• [To be done]: Examine each line of the data. Copy those that contain the string "Cancel".

• [Material]:

* begin *

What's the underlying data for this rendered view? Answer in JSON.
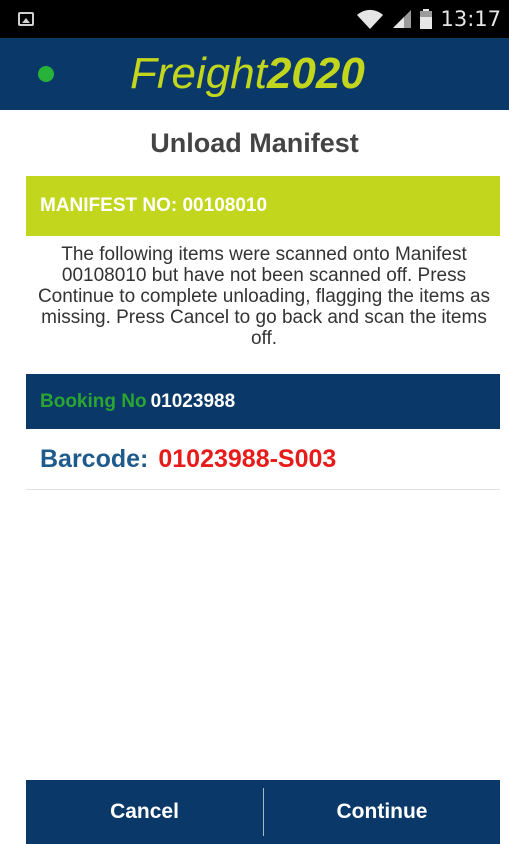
{
  "status_bar": {
    "time": "13:17",
    "icons": [
      "image-notification-icon",
      "wifi-icon",
      "signal-icon",
      "battery-icon"
    ]
  },
  "brand": {
    "name_part1": "Freight",
    "name_part2": "2020",
    "status_dot_color": "#27b23a",
    "accent_color": "#c3d61e",
    "bar_color": "#0a3868"
  },
  "page": {
    "title": "Unload Manifest"
  },
  "manifest": {
    "label": "MANIFEST NO: 00108010"
  },
  "info": {
    "text": "The following items were scanned onto Manifest 00108010 but have not been scanned off. Press Continue to complete unloading, flagging the items as missing. Press Cancel to go back and scan the items off."
  },
  "booking": {
    "label": "Booking No",
    "number": "01023988"
  },
  "barcode": {
    "label": "Barcode:",
    "value": "01023988-S003",
    "value_color": "#e81b1b"
  },
  "actions": {
    "cancel_label": "Cancel",
    "continue_label": "Continue"
  }
}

* end *

• [Solution]:
    "text": "The following items were scanned onto Manifest 00108010 but have not been scanned off. Press Continue to complete unloading, flagging the items as missing. Press Cancel to go back and scan the items off."
    "cancel_label": "Cancel",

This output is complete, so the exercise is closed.